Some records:
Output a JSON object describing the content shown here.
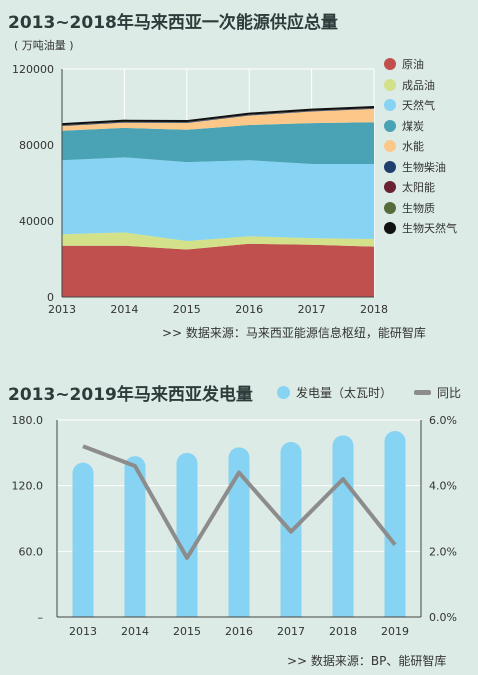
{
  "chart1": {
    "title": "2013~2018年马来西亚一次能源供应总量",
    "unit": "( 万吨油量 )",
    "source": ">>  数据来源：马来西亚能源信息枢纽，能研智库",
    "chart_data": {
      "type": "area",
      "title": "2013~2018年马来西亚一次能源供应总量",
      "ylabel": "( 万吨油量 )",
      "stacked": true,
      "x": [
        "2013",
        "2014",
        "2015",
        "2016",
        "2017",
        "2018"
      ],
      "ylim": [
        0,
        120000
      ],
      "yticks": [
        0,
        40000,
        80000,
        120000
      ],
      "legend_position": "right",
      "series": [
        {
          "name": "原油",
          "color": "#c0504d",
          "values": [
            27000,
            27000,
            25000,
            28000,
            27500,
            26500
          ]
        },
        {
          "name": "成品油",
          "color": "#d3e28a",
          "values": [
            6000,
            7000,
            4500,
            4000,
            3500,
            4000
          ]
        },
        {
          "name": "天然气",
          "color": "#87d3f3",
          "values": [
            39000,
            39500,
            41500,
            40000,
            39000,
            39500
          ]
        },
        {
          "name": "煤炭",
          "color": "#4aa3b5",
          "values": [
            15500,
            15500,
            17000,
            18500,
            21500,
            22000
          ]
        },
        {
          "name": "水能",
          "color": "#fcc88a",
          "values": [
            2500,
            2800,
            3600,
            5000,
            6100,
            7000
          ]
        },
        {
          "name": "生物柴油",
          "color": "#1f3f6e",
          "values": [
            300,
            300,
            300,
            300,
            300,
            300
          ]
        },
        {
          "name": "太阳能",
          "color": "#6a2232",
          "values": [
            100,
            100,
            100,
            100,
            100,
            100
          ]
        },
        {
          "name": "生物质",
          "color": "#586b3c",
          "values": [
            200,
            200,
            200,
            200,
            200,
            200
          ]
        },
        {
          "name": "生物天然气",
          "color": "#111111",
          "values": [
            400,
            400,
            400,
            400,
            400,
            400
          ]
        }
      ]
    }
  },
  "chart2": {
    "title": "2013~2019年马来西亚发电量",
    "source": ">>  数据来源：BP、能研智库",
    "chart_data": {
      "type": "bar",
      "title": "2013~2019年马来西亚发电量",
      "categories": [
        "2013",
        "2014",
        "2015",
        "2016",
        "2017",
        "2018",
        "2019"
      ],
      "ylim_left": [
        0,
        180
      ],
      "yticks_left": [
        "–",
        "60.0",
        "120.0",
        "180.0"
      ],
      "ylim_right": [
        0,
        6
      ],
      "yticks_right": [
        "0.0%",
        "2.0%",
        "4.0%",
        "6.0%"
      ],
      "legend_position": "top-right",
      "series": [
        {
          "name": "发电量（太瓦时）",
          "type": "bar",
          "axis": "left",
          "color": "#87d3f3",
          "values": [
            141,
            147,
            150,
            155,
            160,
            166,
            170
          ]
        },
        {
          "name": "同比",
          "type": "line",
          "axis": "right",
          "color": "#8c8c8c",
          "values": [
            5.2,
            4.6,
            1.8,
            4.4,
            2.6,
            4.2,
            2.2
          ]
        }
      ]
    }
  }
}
* * *
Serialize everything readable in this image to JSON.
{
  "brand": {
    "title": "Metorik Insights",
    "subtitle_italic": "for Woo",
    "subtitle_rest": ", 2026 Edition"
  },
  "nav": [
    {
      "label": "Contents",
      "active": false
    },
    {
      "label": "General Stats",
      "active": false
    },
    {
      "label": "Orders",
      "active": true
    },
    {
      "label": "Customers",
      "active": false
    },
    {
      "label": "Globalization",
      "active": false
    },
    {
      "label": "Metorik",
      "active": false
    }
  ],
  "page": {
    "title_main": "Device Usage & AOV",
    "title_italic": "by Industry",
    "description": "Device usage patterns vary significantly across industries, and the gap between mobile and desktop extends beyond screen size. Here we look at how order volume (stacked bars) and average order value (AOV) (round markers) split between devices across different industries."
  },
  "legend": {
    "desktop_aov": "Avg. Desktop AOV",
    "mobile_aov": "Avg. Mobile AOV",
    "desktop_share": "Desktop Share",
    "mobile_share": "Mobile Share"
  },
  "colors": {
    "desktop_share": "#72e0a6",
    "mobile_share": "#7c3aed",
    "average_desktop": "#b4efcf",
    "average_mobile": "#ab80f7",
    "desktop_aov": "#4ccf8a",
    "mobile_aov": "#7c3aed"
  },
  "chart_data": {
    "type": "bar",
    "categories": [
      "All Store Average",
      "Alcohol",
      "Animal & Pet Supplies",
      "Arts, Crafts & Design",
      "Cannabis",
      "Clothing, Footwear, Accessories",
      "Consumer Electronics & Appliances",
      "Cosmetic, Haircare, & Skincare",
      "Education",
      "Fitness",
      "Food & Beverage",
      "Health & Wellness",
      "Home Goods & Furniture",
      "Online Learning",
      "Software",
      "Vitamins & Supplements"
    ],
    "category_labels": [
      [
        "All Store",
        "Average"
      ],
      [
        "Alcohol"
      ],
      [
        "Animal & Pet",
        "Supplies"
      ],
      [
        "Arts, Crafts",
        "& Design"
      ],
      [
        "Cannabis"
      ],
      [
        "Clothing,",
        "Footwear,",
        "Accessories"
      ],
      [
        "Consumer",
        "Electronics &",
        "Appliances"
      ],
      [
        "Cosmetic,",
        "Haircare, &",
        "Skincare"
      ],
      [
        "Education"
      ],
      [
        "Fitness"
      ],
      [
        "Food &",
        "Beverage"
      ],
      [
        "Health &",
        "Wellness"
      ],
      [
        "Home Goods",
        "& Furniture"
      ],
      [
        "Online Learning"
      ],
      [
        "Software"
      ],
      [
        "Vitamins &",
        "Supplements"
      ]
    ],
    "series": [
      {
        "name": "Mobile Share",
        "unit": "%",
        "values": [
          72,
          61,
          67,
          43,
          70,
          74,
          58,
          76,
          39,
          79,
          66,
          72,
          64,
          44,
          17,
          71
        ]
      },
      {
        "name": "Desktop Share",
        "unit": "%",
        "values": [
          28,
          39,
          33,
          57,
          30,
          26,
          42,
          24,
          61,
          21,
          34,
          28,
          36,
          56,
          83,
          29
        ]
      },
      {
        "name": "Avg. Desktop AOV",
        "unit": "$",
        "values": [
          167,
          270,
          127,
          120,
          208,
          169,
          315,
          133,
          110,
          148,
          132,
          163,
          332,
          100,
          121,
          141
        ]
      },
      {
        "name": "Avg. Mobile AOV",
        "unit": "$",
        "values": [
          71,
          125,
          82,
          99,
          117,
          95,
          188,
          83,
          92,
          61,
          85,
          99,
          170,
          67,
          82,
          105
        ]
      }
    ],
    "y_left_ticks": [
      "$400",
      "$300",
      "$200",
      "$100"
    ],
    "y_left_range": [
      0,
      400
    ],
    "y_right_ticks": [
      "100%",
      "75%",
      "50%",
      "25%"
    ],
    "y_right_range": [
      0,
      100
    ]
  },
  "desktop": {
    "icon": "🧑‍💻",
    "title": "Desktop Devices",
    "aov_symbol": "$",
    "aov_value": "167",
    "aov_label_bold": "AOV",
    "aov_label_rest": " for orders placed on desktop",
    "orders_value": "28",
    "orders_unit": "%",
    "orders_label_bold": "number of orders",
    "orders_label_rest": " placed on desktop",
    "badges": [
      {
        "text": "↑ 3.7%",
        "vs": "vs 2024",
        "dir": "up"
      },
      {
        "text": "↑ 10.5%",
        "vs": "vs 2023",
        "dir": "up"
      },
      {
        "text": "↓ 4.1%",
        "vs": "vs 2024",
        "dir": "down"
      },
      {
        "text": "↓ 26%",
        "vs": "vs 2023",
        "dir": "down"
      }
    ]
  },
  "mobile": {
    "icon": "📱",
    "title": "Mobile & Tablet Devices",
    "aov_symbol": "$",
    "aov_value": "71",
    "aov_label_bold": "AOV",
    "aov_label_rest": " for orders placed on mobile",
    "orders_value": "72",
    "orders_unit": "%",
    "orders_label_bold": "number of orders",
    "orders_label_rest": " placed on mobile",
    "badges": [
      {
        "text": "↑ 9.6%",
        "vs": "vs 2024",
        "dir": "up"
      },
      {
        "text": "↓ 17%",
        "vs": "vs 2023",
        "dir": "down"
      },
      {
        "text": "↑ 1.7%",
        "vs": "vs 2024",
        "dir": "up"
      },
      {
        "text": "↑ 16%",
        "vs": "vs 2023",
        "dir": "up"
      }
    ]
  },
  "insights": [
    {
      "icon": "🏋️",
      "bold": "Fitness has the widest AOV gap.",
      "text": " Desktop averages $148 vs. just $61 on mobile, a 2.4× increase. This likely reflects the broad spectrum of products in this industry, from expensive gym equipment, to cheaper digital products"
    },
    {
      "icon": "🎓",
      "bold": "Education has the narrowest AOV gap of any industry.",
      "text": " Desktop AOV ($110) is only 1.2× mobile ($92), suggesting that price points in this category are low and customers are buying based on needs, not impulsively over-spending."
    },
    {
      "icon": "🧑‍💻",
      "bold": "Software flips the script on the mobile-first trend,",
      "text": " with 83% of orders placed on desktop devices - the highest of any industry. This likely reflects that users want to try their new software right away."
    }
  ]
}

Task objective:
Find every line in the records above that holds the word "Consumer", and copy each one.

Completed exercise:
      "Consumer Electronics & Appliances",
        "Consumer",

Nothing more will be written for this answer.